Stated exercise:
Copy out all lines with the word "Papertrans" in them.

START Supplied information

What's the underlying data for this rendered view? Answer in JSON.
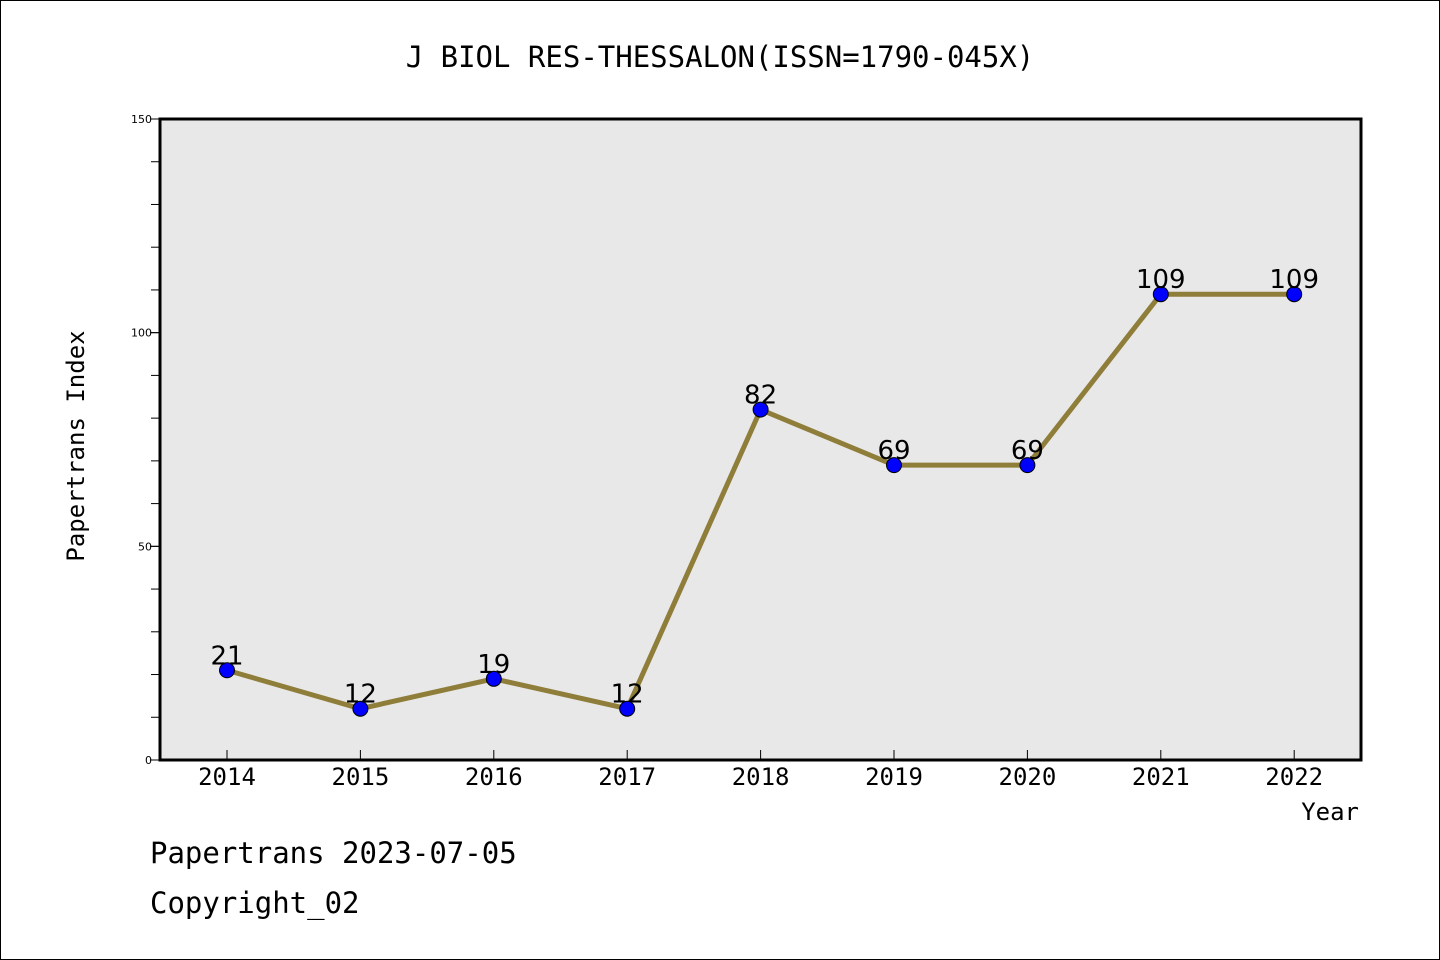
{
  "chart_data": {
    "type": "line",
    "title": "J BIOL RES-THESSALON(ISSN=1790-045X)",
    "xlabel": "Year",
    "ylabel": "Papertrans Index",
    "x": [
      "2014",
      "2015",
      "2016",
      "2017",
      "2018",
      "2019",
      "2020",
      "2021",
      "2022"
    ],
    "values": [
      21,
      12,
      19,
      12,
      82,
      69,
      69,
      109,
      109
    ],
    "data_labels": [
      "21",
      "12",
      "19",
      "12",
      "82",
      "69",
      "69",
      "109",
      "109"
    ],
    "yticks": [
      "0",
      "50",
      "100",
      "150"
    ],
    "ylim": [
      0,
      150
    ],
    "grid": false,
    "colors": {
      "line": "#8f7d3a",
      "marker": "#0000ff",
      "plot_bg": "#e8e8e8"
    }
  },
  "footer": {
    "date_line": "Papertrans 2023-07-05",
    "copyright": "Copyright_02"
  }
}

END Supplied information

Solution:
    "ylabel": "Papertrans Index",
    "date_line": "Papertrans 2023-07-05",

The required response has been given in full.